* OBJECTIVE
Convert the records into a Markdown table with two columns, Number and Record line, giving each non-blank line its own row.

##### ITEMS

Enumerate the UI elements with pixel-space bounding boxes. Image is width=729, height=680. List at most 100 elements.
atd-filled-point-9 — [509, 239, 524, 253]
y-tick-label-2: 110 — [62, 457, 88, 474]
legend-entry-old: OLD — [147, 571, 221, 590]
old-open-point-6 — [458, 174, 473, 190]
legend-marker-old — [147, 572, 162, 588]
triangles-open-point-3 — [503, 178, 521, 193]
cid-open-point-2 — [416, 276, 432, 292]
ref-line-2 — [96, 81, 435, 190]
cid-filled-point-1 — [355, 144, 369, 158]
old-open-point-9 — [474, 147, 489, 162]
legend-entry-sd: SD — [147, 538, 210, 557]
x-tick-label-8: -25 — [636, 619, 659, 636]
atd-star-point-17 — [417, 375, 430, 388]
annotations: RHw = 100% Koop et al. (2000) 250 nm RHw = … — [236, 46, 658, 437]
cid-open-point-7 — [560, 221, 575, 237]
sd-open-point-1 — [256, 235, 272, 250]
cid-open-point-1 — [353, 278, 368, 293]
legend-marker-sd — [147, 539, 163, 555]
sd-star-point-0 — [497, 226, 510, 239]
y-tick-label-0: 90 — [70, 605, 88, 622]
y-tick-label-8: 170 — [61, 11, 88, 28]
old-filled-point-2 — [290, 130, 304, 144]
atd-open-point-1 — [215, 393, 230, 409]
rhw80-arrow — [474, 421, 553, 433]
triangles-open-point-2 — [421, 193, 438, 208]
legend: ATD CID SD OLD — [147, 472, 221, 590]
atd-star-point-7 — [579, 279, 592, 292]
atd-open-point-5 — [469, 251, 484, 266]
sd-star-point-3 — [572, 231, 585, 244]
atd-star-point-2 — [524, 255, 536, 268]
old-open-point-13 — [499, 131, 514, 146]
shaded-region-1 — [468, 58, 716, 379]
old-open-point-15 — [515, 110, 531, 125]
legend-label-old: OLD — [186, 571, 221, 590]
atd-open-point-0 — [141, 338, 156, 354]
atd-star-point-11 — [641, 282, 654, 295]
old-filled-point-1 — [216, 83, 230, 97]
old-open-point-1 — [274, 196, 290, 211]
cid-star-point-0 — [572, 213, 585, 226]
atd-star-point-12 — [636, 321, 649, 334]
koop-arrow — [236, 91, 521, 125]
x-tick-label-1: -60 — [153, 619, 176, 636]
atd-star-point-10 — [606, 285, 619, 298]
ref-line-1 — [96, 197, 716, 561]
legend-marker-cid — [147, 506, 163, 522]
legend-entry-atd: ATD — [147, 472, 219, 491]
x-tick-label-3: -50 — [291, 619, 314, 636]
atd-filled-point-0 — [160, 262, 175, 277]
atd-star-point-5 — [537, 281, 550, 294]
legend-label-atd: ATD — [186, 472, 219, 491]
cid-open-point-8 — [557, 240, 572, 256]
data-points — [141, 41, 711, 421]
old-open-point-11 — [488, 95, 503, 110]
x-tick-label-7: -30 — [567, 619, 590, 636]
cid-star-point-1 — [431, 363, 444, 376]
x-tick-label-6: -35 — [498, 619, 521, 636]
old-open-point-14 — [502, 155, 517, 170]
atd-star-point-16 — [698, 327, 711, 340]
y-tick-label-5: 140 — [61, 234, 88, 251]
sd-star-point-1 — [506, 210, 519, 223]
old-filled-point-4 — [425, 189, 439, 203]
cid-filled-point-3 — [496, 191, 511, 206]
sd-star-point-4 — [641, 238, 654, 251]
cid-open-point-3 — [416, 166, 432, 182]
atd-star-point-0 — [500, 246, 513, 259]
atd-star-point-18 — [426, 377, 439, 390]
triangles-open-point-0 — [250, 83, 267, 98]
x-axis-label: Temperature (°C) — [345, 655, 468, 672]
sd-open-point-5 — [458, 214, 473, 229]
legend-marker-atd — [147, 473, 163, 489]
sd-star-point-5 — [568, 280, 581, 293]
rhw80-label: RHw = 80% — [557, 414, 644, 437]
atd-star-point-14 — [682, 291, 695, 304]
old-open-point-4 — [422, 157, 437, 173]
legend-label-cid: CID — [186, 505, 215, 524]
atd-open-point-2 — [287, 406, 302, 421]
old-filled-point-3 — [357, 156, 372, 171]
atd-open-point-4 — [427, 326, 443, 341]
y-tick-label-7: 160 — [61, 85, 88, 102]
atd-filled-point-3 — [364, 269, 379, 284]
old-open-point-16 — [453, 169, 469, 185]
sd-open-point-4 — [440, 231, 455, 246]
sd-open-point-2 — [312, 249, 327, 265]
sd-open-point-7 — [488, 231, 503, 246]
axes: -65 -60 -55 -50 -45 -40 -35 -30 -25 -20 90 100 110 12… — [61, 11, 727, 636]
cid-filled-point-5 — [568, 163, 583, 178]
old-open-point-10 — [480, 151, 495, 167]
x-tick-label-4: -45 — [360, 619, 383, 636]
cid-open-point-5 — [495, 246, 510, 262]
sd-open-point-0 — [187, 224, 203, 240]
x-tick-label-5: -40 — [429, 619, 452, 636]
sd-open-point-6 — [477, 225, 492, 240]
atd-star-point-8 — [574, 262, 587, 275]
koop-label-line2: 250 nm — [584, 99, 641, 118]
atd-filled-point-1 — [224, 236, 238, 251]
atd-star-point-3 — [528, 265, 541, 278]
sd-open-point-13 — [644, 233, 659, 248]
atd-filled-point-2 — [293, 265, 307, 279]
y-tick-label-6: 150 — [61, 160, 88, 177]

##########

* SOLUTION TO THIS PROBLEM
| Number | Record line |
|---|---|
| 1 | Enumerate the UI elements with pixel-space bounding boxes. Image is width=729, height=680. List at most 100 elements. |
| 2 | atd-filled-point-9 — [509, 239, 524, 253] |
| 3 | y-tick-label-2: 110 — [62, 457, 88, 474] |
| 4 | legend-entry-old: OLD — [147, 571, 221, 590] |
| 5 | old-open-point-6 — [458, 174, 473, 190] |
| 6 | legend-marker-old — [147, 572, 162, 588] |
| 7 | triangles-open-point-3 — [503, 178, 521, 193] |
| 8 | cid-open-point-2 — [416, 276, 432, 292] |
| 9 | ref-line-2 — [96, 81, 435, 190] |
| 10 | cid-filled-point-1 — [355, 144, 369, 158] |
| 11 | old-open-point-9 — [474, 147, 489, 162] |
| 12 | legend-entry-sd: SD — [147, 538, 210, 557] |
| 13 | x-tick-label-8: -25 — [636, 619, 659, 636] |
| 14 | atd-star-point-17 — [417, 375, 430, 388] |
| 15 | annotations: RHw = 100% Koop et al. (2000) 250 nm RHw = … — [236, 46, 658, 437] |
| 16 | cid-open-point-7 — [560, 221, 575, 237] |
| 17 | sd-open-point-1 — [256, 235, 272, 250] |
| 18 | cid-open-point-1 — [353, 278, 368, 293] |
| 19 | legend-marker-sd — [147, 539, 163, 555] |
| 20 | sd-star-point-0 — [497, 226, 510, 239] |
| 21 | y-tick-label-0: 90 — [70, 605, 88, 622] |
| 22 | y-tick-label-8: 170 — [61, 11, 88, 28] |
| 23 | old-filled-point-2 — [290, 130, 304, 144] |
| 24 | atd-open-point-1 — [215, 393, 230, 409] |
| 25 | rhw80-arrow — [474, 421, 553, 433] |
| 26 | triangles-open-point-2 — [421, 193, 438, 208] |
| 27 | legend: ATD CID SD OLD — [147, 472, 221, 590] |
| 28 | atd-star-point-7 — [579, 279, 592, 292] |
| 29 | atd-open-point-5 — [469, 251, 484, 266] |
| 30 | sd-star-point-3 — [572, 231, 585, 244] |
| 31 | atd-star-point-2 — [524, 255, 536, 268] |
| 32 | old-open-point-13 — [499, 131, 514, 146] |
| 33 | shaded-region-1 — [468, 58, 716, 379] |
| 34 | old-open-point-15 — [515, 110, 531, 125] |
| 35 | legend-label-old: OLD — [186, 571, 221, 590] |
| 36 | atd-open-point-0 — [141, 338, 156, 354] |
| 37 | atd-star-point-11 — [641, 282, 654, 295] |
| 38 | old-filled-point-1 — [216, 83, 230, 97] |
| 39 | old-open-point-1 — [274, 196, 290, 211] |
| 40 | cid-star-point-0 — [572, 213, 585, 226] |
| 41 | atd-star-point-12 — [636, 321, 649, 334] |
| 42 | koop-arrow — [236, 91, 521, 125] |
| 43 | x-tick-label-1: -60 — [153, 619, 176, 636] |
| 44 | atd-star-point-10 — [606, 285, 619, 298] |
| 45 | ref-line-1 — [96, 197, 716, 561] |
| 46 | legend-marker-cid — [147, 506, 163, 522] |
| 47 | legend-entry-atd: ATD — [147, 472, 219, 491] |
| 48 | x-tick-label-3: -50 — [291, 619, 314, 636] |
| 49 | atd-filled-point-0 — [160, 262, 175, 277] |
| 50 | atd-star-point-5 — [537, 281, 550, 294] |
| 51 | legend-label-atd: ATD — [186, 472, 219, 491] |
| 52 | cid-open-point-8 — [557, 240, 572, 256] |
| 53 | data-points — [141, 41, 711, 421] |
| 54 | old-open-point-11 — [488, 95, 503, 110] |
| 55 | x-tick-label-7: -30 — [567, 619, 590, 636] |
| 56 | cid-star-point-1 — [431, 363, 444, 376] |
| 57 | x-tick-label-6: -35 — [498, 619, 521, 636] |
| 58 | old-open-point-14 — [502, 155, 517, 170] |
| 59 | atd-star-point-16 — [698, 327, 711, 340] |
| 60 | y-tick-label-5: 140 — [61, 234, 88, 251] |
| 61 | sd-star-point-1 — [506, 210, 519, 223] |
| 62 | old-filled-point-4 — [425, 189, 439, 203] |
| 63 | cid-filled-point-3 — [496, 191, 511, 206] |
| 64 | sd-star-point-4 — [641, 238, 654, 251] |
| 65 | cid-open-point-3 — [416, 166, 432, 182] |
| 66 | atd-star-point-0 — [500, 246, 513, 259] |
| 67 | atd-star-point-18 — [426, 377, 439, 390] |
| 68 | triangles-open-point-0 — [250, 83, 267, 98] |
| 69 | x-axis-label: Temperature (°C) — [345, 655, 468, 672] |
| 70 | sd-open-point-5 — [458, 214, 473, 229] |
| 71 | legend-marker-atd — [147, 473, 163, 489] |
| 72 | sd-star-point-5 — [568, 280, 581, 293] |
| 73 | rhw80-label: RHw = 80% — [557, 414, 644, 437] |
| 74 | atd-star-point-14 — [682, 291, 695, 304] |
| 75 | old-open-point-4 — [422, 157, 437, 173] |
| 76 | legend-label-cid: CID — [186, 505, 215, 524] |
| 77 | atd-open-point-2 — [287, 406, 302, 421] |
| 78 | old-filled-point-3 — [357, 156, 372, 171] |
| 79 | atd-open-point-4 — [427, 326, 443, 341] |
| 80 | y-tick-label-7: 160 — [61, 85, 88, 102] |
| 81 | atd-filled-point-3 — [364, 269, 379, 284] |
| 82 | old-open-point-16 — [453, 169, 469, 185] |
| 83 | sd-open-point-4 — [440, 231, 455, 246] |
| 84 | sd-open-point-2 — [312, 249, 327, 265] |
| 85 | sd-open-point-7 — [488, 231, 503, 246] |
| 86 | axes: -65 -60 -55 -50 -45 -40 -35 -30 -25 -20 90 100 110 12… — [61, 11, 727, 636] |
| 87 | cid-filled-point-5 — [568, 163, 583, 178] |
| 88 | old-open-point-10 — [480, 151, 495, 167] |
| 89 | x-tick-label-4: -45 — [360, 619, 383, 636] |
| 90 | cid-open-point-5 — [495, 246, 510, 262] |
| 91 | sd-open-point-0 — [187, 224, 203, 240] |
| 92 | x-tick-label-5: -40 — [429, 619, 452, 636] |
| 93 | sd-open-point-6 — [477, 225, 492, 240] |
| 94 | atd-star-point-8 — [574, 262, 587, 275] |
| 95 | koop-label-line2: 250 nm — [584, 99, 641, 118] |
| 96 | atd-filled-point-1 — [224, 236, 238, 251] |
| 97 | atd-star-point-3 — [528, 265, 541, 278] |
| 98 | sd-open-point-13 — [644, 233, 659, 248] |
| 99 | atd-filled-point-2 — [293, 265, 307, 279] |
| 100 | y-tick-label-6: 150 — [61, 160, 88, 177] |